What this task involves:
Select every line holding the word "ylabel" and copy it.

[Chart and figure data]
☆ ☆ ☆ ☆ ☆ ☆ ☆

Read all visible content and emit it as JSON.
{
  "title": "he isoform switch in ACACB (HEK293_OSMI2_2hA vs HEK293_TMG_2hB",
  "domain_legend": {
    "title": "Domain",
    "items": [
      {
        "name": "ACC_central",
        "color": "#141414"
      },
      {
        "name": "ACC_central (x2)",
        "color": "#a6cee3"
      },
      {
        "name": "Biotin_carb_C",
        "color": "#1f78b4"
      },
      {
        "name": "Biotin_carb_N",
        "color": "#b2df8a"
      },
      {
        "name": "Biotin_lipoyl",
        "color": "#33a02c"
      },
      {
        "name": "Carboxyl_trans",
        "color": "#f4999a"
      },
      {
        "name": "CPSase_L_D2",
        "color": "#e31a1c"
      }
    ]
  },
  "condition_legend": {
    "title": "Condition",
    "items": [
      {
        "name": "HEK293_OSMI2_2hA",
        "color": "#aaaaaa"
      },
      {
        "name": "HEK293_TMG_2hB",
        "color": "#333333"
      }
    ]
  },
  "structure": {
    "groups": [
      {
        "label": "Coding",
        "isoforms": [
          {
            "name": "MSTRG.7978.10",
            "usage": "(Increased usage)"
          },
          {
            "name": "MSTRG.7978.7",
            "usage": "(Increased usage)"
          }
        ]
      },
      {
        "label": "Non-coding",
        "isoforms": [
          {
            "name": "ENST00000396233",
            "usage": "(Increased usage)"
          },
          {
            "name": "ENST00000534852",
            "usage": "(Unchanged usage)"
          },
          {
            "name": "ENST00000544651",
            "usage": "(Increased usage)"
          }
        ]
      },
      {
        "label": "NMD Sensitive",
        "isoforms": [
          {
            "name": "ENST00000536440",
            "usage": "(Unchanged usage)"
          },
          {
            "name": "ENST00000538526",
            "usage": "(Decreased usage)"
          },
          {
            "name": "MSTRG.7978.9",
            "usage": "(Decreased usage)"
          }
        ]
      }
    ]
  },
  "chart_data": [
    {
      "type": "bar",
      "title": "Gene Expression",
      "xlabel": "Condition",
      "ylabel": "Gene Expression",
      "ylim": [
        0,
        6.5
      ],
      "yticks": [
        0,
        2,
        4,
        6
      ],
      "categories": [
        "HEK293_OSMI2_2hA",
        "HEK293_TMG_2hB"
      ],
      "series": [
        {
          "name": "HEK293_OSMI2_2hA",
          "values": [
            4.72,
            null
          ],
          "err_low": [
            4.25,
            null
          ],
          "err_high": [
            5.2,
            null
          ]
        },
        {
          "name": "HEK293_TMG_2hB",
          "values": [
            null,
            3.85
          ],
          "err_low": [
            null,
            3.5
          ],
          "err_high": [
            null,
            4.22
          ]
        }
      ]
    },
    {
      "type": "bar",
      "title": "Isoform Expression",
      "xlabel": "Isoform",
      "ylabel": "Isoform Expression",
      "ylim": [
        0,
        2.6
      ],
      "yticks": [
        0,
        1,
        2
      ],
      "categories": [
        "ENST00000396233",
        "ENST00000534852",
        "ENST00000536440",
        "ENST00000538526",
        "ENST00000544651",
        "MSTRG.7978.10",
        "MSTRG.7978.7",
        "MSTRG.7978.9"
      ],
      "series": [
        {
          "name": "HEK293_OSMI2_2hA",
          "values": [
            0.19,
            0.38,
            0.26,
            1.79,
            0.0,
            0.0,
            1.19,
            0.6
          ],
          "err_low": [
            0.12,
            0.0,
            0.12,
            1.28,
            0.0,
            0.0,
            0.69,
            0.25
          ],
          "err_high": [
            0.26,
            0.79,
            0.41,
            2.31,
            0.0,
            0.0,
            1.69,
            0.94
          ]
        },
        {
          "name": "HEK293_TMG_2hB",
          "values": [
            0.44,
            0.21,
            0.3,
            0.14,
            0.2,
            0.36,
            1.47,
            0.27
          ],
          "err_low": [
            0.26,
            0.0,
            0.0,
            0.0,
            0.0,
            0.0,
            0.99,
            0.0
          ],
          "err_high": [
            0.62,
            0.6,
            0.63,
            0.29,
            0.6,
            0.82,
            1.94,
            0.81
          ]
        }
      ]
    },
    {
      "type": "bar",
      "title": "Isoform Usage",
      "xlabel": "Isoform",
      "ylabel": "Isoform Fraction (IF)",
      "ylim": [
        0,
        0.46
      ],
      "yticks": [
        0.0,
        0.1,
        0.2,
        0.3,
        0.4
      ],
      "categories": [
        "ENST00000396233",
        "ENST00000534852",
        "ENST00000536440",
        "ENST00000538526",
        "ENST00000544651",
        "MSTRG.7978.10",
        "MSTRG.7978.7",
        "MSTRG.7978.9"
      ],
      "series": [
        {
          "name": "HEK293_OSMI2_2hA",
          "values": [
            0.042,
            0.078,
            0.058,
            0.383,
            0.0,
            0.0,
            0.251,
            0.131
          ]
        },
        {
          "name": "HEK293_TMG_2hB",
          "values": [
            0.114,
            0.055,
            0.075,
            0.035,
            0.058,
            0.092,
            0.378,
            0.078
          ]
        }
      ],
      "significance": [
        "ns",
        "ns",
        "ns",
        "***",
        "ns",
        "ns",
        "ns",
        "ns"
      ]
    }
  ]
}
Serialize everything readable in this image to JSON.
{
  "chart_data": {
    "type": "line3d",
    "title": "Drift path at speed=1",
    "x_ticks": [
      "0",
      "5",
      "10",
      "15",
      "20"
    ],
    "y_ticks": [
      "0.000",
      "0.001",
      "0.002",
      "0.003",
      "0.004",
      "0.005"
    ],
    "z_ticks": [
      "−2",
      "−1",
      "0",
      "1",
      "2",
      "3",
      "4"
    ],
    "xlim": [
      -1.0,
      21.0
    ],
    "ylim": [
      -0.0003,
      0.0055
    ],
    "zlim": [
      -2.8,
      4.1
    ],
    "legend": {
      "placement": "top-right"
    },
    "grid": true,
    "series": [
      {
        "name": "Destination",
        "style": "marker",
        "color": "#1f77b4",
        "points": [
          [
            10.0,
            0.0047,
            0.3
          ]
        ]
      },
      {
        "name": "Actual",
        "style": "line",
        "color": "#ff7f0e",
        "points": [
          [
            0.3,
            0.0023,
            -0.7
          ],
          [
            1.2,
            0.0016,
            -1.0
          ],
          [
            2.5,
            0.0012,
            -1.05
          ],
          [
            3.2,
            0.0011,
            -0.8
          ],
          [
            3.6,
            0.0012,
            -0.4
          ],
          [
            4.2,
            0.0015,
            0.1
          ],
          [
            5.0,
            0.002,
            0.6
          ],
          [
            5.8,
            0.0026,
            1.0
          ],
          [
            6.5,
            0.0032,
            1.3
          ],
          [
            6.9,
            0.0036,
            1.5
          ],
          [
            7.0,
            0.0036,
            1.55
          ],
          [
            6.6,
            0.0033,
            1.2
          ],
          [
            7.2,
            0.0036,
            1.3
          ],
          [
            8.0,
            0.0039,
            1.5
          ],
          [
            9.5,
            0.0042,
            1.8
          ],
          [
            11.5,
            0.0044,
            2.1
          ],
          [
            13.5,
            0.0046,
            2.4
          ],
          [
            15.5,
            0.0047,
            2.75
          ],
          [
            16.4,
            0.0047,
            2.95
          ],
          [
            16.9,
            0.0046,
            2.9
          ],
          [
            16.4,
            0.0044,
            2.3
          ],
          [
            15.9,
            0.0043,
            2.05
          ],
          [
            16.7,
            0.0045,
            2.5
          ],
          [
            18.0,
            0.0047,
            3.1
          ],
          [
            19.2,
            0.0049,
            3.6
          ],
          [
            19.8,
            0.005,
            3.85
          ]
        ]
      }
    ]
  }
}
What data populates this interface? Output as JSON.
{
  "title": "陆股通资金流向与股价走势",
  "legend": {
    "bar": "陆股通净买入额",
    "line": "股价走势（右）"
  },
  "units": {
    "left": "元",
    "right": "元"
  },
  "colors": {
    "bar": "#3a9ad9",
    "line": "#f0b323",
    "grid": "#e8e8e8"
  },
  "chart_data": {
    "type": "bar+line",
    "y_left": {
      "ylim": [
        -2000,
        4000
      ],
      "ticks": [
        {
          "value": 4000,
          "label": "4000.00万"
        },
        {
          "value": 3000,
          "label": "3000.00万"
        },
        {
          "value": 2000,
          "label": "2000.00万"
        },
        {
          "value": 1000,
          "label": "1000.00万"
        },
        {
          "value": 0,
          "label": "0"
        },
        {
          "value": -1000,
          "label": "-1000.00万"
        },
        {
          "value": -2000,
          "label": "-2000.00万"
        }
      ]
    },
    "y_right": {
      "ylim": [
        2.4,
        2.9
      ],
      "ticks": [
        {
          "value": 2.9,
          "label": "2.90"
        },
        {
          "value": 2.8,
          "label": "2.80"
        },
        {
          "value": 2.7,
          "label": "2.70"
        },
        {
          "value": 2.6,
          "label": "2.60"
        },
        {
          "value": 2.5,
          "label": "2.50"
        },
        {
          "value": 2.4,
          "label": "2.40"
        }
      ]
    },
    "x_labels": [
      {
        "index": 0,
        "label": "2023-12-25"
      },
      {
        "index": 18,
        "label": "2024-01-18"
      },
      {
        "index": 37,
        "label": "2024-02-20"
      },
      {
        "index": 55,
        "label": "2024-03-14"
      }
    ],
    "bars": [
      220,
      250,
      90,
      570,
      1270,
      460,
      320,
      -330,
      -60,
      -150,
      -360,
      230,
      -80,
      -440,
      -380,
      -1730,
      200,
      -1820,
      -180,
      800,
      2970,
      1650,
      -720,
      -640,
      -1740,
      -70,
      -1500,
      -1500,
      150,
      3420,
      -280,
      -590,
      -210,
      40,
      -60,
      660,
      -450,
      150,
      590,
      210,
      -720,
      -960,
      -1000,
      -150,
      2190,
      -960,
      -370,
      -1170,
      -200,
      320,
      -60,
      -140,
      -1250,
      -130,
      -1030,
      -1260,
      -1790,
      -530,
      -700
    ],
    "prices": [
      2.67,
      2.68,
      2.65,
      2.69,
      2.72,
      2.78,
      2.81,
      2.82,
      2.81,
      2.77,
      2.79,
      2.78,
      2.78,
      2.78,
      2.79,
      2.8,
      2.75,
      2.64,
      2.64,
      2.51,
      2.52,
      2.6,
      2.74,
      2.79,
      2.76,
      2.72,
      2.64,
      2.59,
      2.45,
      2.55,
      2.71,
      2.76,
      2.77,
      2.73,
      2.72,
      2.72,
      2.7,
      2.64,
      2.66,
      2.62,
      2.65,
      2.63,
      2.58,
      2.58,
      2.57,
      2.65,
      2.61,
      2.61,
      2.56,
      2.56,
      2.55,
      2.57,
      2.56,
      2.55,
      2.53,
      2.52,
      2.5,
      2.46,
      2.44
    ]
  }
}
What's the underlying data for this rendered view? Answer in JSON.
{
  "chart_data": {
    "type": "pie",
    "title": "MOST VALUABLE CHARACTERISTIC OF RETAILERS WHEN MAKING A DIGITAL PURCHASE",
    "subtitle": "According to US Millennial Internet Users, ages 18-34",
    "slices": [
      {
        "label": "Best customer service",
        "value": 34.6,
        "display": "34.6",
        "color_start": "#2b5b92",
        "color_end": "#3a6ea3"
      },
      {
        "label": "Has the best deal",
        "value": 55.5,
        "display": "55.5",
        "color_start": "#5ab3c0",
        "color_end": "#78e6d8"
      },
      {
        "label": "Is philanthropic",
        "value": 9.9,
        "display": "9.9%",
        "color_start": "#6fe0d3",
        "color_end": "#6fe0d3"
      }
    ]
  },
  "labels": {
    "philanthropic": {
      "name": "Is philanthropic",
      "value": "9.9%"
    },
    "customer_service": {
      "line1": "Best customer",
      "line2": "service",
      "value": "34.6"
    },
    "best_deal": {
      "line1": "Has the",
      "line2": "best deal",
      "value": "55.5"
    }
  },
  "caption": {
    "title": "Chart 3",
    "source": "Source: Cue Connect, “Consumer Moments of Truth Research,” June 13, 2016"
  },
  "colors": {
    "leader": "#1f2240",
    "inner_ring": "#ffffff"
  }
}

☆ ☆ ☆ ☆ ☆ ☆ ☆

Correct response:
      "ylabel": "Gene Expression",
      "ylabel": "Isoform Expression",
      "ylabel": "Isoform Fraction (IF)",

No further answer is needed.